* [GOAL OF THE EXERCISE]
Collect every line of the records below that contains the word "structured".

* [ROWS]
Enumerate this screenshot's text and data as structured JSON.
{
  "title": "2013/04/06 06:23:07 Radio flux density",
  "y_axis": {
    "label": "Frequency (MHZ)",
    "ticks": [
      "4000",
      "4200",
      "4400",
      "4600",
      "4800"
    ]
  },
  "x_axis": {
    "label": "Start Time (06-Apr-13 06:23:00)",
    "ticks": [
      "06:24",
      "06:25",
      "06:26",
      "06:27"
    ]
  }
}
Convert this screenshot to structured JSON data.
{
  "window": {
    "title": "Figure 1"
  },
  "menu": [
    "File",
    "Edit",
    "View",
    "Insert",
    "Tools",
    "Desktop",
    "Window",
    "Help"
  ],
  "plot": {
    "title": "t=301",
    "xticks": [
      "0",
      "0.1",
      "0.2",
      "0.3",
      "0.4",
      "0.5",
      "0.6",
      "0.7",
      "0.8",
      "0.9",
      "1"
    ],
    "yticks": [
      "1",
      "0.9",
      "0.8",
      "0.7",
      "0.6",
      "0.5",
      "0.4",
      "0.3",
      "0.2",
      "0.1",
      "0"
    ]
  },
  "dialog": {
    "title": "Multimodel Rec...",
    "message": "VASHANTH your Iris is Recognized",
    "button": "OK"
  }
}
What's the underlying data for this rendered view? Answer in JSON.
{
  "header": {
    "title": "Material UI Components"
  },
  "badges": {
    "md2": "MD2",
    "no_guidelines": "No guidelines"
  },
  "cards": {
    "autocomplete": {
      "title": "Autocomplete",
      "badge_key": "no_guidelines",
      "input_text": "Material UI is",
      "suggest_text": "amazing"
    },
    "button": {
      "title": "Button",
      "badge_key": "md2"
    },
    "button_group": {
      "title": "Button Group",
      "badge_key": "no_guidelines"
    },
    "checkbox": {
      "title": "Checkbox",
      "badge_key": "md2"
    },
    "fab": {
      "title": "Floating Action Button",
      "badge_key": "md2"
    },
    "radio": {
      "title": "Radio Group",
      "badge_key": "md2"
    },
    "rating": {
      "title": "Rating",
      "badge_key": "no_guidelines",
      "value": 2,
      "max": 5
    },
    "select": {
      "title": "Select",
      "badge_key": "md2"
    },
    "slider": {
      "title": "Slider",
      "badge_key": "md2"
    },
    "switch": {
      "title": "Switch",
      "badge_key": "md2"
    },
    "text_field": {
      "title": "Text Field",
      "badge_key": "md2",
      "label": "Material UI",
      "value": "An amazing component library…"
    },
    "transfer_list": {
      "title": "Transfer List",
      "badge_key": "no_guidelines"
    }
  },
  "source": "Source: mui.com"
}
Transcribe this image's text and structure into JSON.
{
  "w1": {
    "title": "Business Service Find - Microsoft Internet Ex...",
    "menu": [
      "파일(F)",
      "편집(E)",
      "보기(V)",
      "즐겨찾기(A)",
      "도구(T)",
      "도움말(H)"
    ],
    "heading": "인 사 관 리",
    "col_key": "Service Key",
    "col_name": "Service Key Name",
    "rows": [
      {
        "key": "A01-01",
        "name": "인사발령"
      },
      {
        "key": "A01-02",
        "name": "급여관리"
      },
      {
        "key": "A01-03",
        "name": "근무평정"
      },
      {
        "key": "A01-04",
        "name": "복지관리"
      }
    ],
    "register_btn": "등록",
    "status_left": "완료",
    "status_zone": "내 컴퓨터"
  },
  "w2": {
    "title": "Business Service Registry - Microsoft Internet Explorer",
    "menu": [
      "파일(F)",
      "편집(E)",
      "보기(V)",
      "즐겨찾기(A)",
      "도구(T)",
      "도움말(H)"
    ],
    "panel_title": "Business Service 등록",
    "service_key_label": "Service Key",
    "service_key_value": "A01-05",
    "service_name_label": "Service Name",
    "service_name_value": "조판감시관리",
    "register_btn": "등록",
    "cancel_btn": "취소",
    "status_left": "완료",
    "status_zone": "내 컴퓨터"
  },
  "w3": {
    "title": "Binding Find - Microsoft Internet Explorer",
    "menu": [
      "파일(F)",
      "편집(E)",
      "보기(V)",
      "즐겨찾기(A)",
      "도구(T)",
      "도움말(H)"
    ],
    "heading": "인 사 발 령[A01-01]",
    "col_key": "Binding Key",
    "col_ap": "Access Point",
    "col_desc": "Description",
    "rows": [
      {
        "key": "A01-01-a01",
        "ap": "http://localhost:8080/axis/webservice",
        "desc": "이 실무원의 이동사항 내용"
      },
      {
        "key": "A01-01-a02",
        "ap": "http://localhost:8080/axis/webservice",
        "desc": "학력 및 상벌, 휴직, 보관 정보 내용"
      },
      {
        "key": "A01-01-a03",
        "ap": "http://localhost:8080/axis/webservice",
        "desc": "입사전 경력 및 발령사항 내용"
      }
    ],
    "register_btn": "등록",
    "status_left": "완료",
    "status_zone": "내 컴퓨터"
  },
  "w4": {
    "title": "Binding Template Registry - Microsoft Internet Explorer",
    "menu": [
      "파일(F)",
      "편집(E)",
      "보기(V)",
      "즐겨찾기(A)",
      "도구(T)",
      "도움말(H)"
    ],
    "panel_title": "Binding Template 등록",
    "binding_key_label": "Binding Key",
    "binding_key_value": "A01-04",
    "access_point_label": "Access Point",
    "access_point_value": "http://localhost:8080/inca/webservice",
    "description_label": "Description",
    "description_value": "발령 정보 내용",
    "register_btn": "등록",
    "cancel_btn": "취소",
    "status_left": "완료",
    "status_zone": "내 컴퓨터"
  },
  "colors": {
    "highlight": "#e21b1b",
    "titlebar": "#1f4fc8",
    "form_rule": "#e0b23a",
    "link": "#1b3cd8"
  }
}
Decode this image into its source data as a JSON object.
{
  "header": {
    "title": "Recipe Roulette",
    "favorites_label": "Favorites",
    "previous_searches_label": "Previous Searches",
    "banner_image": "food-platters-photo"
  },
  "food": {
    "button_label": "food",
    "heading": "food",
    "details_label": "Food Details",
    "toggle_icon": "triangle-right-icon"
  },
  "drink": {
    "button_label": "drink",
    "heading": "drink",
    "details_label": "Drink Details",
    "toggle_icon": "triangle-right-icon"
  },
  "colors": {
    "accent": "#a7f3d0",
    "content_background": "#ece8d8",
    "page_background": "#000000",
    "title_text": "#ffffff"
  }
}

* [WRITTEN RESPONSE]
Enumerate this screenshot's text and data as structured JSON.
Convert this screenshot to structured JSON data.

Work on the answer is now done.